_Work to complete:_
Extract all lines that hold "comments" from the records below.
** START OF Exercise materials **
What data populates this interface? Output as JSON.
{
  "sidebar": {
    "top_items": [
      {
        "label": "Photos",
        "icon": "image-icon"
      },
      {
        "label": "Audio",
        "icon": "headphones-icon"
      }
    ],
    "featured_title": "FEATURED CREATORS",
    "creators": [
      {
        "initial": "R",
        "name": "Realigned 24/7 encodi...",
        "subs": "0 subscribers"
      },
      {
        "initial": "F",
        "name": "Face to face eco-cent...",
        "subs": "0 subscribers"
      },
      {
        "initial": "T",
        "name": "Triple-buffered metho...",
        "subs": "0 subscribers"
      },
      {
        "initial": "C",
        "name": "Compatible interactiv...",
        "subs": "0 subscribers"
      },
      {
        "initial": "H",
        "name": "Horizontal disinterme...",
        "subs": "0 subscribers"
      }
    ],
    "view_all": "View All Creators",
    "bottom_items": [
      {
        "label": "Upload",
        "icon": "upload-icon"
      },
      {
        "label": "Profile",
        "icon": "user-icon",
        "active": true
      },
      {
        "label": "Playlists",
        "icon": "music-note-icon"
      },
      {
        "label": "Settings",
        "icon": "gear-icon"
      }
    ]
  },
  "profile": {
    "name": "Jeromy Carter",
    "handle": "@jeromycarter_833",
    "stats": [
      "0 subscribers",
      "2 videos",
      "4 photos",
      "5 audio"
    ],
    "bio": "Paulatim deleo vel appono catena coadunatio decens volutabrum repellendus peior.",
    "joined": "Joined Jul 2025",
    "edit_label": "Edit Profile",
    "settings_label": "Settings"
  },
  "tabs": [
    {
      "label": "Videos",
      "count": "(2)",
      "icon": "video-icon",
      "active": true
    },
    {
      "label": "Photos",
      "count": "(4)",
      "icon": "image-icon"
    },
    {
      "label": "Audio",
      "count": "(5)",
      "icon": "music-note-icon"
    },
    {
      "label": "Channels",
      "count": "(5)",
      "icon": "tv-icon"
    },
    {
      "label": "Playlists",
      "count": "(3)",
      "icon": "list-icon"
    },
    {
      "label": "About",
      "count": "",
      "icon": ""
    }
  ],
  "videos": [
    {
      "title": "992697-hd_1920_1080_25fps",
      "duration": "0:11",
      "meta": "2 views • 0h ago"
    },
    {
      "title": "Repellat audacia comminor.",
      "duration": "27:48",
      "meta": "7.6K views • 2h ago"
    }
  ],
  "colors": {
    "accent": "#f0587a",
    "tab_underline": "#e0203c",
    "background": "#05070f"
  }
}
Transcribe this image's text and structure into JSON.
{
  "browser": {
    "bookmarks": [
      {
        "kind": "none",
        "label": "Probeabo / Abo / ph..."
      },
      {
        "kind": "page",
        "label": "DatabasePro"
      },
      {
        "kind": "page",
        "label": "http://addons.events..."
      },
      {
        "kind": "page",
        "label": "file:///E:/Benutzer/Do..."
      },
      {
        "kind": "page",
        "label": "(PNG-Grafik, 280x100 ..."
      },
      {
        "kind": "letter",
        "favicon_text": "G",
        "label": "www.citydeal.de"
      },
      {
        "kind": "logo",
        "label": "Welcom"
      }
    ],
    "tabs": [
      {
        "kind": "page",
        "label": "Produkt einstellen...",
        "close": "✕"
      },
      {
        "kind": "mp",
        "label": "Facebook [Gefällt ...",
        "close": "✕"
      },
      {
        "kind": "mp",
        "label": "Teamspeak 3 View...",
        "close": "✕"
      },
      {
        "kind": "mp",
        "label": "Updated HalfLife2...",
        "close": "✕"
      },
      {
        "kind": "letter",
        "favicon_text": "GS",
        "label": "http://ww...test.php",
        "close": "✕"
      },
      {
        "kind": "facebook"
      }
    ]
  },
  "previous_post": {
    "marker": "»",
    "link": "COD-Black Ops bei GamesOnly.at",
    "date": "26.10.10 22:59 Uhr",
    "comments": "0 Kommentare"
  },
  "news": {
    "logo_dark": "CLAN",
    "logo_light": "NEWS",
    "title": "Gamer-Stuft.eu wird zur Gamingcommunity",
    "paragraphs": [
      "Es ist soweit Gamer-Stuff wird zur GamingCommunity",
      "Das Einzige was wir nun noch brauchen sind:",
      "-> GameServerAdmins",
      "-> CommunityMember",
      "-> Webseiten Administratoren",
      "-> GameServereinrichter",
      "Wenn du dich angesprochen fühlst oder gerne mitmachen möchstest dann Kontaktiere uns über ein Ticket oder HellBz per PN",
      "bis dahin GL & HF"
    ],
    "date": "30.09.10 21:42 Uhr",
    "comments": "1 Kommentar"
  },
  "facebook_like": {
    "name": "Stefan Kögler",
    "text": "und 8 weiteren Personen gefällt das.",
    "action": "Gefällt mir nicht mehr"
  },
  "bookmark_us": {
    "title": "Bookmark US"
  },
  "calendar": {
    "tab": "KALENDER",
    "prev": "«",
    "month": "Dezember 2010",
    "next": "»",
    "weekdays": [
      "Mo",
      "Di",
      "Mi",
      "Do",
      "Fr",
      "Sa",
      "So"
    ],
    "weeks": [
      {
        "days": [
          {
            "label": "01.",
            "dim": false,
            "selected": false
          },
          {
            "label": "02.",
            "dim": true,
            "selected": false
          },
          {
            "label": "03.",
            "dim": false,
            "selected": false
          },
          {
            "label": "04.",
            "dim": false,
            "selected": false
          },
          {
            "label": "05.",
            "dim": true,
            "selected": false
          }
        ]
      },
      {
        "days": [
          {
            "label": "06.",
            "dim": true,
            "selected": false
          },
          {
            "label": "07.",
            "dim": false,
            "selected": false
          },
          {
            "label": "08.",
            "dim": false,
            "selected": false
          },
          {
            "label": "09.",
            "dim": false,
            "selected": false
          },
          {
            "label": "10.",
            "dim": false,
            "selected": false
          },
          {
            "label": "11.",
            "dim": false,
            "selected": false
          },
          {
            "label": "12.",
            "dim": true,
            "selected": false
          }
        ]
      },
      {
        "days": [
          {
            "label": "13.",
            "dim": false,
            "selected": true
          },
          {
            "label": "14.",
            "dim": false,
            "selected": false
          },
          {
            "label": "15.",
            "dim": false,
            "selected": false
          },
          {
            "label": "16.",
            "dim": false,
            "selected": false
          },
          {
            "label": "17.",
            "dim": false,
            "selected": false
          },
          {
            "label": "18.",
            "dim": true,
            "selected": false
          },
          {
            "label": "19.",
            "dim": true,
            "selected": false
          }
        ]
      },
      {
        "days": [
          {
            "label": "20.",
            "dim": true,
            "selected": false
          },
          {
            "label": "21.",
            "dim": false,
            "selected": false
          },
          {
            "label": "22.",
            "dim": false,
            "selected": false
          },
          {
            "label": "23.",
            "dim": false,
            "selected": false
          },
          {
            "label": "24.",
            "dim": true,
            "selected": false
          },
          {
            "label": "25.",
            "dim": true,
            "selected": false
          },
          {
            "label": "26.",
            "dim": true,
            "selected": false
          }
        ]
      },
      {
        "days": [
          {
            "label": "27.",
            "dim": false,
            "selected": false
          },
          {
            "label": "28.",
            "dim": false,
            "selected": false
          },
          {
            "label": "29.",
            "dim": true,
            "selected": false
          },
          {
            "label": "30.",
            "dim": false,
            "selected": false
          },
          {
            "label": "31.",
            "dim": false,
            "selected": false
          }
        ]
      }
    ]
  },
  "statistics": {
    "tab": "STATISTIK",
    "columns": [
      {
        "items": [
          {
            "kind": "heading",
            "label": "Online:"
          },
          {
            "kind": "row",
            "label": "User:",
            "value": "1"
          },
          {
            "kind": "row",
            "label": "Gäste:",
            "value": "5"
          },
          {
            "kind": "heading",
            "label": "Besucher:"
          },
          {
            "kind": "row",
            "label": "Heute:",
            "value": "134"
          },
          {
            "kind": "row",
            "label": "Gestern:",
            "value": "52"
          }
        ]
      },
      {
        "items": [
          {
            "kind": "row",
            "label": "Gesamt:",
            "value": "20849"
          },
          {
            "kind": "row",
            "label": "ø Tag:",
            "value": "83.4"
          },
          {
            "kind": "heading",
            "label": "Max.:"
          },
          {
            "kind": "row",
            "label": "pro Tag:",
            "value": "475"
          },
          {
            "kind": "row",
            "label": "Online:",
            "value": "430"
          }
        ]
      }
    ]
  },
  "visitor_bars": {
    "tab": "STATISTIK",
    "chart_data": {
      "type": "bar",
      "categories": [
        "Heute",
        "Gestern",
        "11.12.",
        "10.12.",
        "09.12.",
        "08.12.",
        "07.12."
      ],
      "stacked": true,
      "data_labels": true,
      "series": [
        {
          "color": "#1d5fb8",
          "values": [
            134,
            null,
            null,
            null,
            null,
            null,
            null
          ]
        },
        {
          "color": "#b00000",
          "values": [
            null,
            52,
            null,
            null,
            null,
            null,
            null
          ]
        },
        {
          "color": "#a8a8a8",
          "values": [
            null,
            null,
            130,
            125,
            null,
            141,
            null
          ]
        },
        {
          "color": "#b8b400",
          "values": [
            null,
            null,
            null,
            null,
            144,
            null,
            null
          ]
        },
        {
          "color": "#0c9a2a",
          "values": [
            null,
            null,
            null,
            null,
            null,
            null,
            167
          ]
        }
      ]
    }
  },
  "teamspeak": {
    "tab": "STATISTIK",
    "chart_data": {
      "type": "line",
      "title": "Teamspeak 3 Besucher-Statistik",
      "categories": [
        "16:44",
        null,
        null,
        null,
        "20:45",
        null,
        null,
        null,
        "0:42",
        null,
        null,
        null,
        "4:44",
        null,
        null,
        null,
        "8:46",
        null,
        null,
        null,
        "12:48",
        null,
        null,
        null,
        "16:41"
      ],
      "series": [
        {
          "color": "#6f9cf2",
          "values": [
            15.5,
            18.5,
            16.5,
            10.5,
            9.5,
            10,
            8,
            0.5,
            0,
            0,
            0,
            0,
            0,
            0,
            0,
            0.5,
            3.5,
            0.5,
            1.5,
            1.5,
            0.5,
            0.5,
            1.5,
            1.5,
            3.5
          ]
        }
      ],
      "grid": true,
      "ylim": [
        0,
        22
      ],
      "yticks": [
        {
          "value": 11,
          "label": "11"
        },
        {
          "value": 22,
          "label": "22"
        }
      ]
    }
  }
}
** END OF Exercise materials **
_Solution:_
    "comments": "0 Kommentare"
    "comments": "1 Kommentar"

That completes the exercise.